— start of PROVIDED MATERIAL —
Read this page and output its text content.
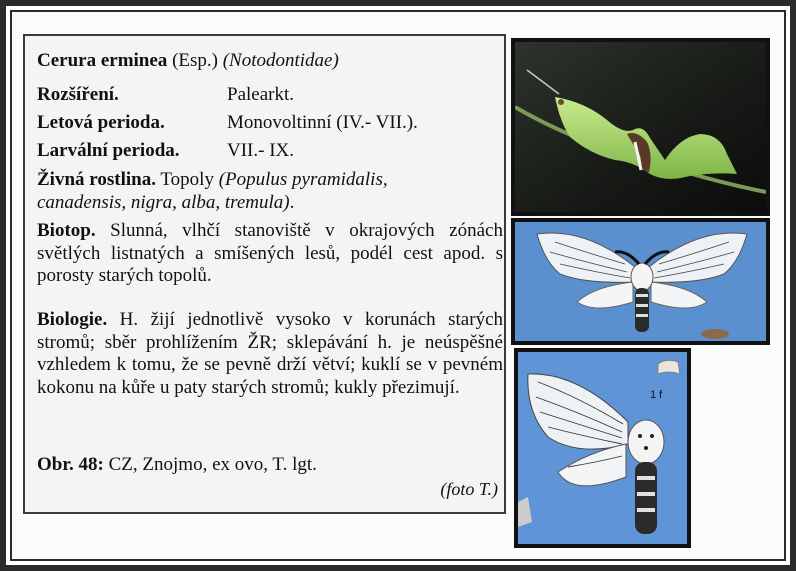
Cerura erminea (Esp.) (Notodontidae)
Rozšíření.	Palearkt.
Letová perioda.	Monovoltinní (IV.- VII.).
Larvální perioda. VII.- IX.
Živná rostlina. Topoly (Populus pyramidalis,
canadensis, nigra, alba, tremula).
Biotop. Slunná, vlhčí stanoviště v okrajových zónách světlých listnatých a smíšených lesů, podél cest apod. s porosty starých topolů.
Biologie. H. žijí jednotlivě vysoko v korunách starých stromů; sběr prohlížením ŽR; sklepávání h. je neúspěšné vzhledem k tomu, že se pevně drží větví; kuklí se v pevném kokonu na kůře u paty starých stromů; kukly přezimují.
Obr. 48: CZ, Znojmo, ex ovo, T. lgt.
(foto T.)
1 f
— end of PROVIDED MATERIAL —
* [EXERCISE DETAILS] Only a number is wanted: how many lines above include "starých"?

* [SOLUTION TO THIS EXERCISE] 2